▶ Materials provided

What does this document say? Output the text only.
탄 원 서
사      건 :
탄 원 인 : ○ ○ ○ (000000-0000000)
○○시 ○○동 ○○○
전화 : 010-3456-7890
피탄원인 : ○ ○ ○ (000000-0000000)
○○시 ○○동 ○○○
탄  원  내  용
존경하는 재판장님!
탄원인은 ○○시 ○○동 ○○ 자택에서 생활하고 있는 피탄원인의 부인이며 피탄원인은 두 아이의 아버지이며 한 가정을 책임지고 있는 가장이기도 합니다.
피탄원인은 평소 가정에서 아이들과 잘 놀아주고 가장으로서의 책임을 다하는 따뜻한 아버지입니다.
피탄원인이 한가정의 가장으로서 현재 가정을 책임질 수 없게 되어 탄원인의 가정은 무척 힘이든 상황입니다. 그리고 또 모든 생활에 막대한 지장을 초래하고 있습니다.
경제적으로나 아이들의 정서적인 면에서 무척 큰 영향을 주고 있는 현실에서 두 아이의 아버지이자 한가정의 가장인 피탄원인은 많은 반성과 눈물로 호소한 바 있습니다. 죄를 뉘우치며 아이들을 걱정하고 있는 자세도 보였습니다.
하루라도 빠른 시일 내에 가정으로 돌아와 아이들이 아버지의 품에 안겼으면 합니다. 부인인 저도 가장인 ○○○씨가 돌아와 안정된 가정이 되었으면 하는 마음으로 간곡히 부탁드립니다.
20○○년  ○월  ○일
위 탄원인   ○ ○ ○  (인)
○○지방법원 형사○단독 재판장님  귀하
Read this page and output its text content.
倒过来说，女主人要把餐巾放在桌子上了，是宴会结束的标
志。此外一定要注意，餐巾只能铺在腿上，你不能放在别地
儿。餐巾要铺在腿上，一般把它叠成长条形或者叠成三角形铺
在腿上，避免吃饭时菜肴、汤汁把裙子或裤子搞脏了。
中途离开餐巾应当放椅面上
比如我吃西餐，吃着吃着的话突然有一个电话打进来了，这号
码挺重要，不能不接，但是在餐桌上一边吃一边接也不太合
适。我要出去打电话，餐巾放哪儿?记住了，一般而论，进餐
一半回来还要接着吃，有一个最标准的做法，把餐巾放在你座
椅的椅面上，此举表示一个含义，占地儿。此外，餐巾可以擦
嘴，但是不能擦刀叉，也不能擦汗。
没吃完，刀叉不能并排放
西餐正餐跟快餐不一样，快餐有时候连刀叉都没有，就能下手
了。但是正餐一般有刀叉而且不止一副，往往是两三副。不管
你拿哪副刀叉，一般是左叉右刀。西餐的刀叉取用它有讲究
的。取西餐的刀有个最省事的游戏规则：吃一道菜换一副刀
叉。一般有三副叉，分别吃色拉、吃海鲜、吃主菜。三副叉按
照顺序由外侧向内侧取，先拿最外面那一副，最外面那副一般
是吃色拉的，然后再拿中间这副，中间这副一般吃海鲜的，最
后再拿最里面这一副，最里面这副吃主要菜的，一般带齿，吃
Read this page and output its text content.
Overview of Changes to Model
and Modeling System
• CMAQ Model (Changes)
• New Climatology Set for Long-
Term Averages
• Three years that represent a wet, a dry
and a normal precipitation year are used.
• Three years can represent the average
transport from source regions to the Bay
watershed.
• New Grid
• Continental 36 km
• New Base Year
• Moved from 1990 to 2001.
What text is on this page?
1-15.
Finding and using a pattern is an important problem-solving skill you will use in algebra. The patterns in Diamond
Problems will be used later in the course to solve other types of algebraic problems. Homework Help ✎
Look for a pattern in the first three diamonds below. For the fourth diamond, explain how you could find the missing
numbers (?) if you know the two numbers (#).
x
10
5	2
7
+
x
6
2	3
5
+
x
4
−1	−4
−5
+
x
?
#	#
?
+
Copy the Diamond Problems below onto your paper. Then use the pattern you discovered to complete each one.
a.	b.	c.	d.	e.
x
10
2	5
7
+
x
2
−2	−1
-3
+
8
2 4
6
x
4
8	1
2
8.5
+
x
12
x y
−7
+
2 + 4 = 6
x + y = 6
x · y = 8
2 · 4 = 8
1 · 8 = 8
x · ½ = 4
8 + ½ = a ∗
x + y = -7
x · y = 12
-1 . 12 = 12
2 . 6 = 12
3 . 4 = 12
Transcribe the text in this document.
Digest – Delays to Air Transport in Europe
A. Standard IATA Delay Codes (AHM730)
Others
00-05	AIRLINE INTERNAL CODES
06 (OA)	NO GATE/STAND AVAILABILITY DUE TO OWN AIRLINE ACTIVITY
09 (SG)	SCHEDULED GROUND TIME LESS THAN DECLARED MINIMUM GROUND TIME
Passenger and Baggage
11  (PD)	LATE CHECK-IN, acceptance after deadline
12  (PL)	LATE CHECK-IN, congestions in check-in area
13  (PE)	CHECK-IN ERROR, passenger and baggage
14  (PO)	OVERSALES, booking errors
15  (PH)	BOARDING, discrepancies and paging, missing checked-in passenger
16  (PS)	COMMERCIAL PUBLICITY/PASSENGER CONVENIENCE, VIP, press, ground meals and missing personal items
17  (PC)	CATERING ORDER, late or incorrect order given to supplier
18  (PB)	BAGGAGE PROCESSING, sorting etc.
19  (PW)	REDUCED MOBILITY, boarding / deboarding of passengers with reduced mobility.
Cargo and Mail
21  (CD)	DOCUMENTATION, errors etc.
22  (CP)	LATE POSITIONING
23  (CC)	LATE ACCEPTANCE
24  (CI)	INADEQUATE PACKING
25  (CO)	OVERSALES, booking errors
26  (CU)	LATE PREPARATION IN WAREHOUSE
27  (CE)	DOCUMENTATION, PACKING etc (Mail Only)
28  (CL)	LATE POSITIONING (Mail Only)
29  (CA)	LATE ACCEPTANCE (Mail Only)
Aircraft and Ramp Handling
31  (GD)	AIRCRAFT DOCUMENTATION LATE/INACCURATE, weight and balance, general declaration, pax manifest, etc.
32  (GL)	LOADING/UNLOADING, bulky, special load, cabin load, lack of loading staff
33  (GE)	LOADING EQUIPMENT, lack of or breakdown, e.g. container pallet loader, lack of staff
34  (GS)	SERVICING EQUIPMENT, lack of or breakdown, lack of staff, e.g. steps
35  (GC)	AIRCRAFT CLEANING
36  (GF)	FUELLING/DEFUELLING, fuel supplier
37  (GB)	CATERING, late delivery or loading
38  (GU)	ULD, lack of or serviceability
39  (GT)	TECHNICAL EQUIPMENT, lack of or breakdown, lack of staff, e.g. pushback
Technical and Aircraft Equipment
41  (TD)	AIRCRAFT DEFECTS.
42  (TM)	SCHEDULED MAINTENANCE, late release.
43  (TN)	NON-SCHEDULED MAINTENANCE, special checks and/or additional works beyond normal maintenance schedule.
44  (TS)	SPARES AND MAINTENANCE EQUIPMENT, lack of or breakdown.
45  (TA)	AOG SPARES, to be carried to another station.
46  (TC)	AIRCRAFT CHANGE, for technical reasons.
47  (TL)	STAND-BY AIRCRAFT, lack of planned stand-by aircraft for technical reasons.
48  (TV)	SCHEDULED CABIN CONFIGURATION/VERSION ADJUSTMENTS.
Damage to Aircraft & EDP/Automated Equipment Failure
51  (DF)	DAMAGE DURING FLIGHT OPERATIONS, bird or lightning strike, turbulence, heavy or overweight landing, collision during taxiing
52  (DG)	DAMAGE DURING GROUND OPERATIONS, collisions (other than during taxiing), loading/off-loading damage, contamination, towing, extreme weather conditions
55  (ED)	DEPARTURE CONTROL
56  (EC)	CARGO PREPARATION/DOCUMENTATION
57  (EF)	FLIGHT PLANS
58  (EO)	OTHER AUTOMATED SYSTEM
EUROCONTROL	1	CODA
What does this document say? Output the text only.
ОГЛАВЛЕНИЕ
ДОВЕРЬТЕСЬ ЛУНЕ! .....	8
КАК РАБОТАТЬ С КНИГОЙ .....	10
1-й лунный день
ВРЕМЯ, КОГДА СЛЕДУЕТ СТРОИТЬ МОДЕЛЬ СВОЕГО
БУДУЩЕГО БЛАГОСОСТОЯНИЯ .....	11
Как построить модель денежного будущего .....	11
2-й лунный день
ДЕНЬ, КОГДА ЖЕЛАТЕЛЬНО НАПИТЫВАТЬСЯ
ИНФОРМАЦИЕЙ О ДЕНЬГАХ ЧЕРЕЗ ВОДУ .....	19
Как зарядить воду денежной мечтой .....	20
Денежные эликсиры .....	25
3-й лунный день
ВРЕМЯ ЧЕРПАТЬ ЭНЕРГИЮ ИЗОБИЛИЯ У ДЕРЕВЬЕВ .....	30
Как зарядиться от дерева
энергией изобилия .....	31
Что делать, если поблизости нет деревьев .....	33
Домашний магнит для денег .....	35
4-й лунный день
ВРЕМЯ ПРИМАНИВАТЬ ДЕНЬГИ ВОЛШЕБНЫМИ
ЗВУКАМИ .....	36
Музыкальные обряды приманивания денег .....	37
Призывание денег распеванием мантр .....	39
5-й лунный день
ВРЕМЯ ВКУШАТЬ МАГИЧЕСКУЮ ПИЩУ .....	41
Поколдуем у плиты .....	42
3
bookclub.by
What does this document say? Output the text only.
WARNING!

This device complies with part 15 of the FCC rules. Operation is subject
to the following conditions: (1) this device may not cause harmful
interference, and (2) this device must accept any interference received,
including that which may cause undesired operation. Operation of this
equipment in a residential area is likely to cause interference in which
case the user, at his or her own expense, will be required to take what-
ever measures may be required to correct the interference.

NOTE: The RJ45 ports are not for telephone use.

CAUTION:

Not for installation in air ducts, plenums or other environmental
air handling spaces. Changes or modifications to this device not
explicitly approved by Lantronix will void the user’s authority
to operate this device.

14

▶ Exercise objective
Exactly how many lines of the listing above contain the string "OVERSALES"? Give no more than the number.

▶ Solution for this exercise
2